[EXTRACT PROVIDED]
TU ACM logo.
blog

Basic Data Visualization in Python, Pt. 1

Let's set up a basic python program.
Posted 29 February 2020 at 12:36 AM
By Joseph Mellor

We're going to break this tutorial into several articles: one to set up a python program, a few to cover the features of python we'll use, and one to actually write the program. This article will focus on our general goal for the program and setting you up for python starting from scratch.

An Unusual Pattern

Zipf's Law predicts that the nth most common item in a data set shows up 1/n times as often the most common item. For example, the second most common item should show up half as often as the most common item and the twentieth most common item should show up one twentieth as often as the most common element. This empirical law was originally derived from word counts, but it seems to apply to many other things like cities and their populations (the second most populous city has half as many people as the most populous people, etc.). In this tutorial, we're going to try to verify this law for a large body of text (specifically, Moby Dick because it's public domain and uses mostly ASCII characters).

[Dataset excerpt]

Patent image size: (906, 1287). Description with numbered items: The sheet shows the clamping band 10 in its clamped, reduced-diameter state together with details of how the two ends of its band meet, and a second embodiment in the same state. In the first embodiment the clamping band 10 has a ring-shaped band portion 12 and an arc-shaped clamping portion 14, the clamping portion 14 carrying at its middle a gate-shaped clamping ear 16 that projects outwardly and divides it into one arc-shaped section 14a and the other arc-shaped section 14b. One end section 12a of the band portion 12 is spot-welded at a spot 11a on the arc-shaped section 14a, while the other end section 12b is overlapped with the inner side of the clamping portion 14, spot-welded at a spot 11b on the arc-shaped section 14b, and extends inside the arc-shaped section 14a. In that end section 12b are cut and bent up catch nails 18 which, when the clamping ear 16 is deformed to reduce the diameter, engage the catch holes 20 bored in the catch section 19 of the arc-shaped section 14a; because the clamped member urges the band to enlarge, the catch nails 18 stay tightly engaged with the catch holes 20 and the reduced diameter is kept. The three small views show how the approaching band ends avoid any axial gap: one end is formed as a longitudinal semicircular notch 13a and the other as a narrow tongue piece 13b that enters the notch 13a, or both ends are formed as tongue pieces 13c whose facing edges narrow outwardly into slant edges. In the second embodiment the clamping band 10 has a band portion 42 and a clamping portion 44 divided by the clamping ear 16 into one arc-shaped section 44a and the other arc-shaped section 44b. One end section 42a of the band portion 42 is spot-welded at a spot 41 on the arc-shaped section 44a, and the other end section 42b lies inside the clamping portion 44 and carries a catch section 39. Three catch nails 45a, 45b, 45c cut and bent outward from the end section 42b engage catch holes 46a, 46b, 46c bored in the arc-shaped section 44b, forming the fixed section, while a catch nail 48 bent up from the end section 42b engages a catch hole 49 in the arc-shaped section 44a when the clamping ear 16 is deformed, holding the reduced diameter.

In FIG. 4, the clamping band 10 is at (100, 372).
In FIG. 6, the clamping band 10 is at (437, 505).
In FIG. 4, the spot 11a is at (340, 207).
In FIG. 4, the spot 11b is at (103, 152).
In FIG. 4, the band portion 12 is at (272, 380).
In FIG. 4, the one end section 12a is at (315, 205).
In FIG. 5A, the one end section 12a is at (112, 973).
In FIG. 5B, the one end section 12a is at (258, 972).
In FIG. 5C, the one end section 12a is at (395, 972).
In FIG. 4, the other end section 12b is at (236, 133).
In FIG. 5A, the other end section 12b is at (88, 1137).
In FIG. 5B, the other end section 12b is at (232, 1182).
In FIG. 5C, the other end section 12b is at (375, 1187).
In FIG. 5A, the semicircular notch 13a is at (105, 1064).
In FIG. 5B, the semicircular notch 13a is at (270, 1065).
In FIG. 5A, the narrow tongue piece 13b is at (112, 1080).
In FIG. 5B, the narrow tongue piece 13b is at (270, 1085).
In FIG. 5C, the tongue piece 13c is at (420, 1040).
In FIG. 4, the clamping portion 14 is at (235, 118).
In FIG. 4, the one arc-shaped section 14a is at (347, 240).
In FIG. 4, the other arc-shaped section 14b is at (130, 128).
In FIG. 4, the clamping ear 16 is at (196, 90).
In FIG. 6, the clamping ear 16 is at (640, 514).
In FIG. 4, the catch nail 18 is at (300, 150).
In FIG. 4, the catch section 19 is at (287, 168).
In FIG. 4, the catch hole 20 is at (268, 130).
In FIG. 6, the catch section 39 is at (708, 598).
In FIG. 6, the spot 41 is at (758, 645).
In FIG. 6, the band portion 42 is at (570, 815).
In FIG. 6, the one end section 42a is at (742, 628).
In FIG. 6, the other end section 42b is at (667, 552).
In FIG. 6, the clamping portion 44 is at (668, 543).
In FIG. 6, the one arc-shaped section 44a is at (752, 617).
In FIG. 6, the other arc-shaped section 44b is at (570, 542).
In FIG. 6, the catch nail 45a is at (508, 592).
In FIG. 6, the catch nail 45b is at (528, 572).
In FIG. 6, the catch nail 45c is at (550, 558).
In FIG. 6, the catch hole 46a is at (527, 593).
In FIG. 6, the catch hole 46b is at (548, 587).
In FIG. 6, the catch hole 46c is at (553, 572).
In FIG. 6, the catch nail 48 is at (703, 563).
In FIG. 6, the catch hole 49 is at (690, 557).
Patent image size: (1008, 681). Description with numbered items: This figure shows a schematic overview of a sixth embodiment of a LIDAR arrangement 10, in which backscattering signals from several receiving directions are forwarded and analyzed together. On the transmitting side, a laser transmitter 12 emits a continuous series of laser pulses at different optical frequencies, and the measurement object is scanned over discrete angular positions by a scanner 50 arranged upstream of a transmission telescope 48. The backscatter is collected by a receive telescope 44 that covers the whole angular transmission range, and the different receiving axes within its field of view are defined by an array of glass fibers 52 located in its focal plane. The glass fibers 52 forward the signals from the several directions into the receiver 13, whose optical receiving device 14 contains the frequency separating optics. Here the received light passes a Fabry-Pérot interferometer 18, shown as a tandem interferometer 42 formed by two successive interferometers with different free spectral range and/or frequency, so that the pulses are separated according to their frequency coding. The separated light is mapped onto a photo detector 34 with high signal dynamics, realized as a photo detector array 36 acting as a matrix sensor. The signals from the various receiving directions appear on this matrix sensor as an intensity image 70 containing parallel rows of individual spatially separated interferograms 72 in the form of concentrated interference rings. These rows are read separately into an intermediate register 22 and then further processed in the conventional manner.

[EXERCISE 1] Summarize the blog post in two sentences.
[EXERCISE 2] Swap "tutorial" for "guide" in the blog post, and write out everything from "TU ACM logo." down to "starting from scratch." with that change.
[EXERCISE 3] Based on the blog post, answer yes or no to each statement below, and quote the words that decide it: (a) The blog post was published in March 2020. (b) Zipf's Law was originally derived from word counts. (c) Moby Dick was chosen partly because it uses mostly ASCII characters.

[COMPLETE RESPONSE 1] The blog post begins a tutorial series that will set up a Python program, cover the Python features it needs, and then write the program. This first article covers the general goal and setup from scratch, and that goal is to test Zipf's Law, which predicts that the nth most common item shows up 1/n times as often as the most common one, on the text of Moby Dick.

[COMPLETE RESPONSE 2]
TU ACM logo.
blog

Basic Data Visualization in Python, Pt. 1

Let's set up a basic python program.
Posted 29 February 2020 at 12:36 AM
By Joseph Mellor

We're going to break this guide into several articles: one to set up a python program, a few to cover the features of python we'll use, and one to actually write the program. This article will focus on our general goal for the program and setting you up for python starting from scratch.

[COMPLETE RESPONSE 3]
(a) No: "Posted 29 February 2020 at 12:36 AM"
(b) Yes: "This empirical law was originally derived from word counts"
(c) Yes: "because it's public domain and uses mostly ASCII characters"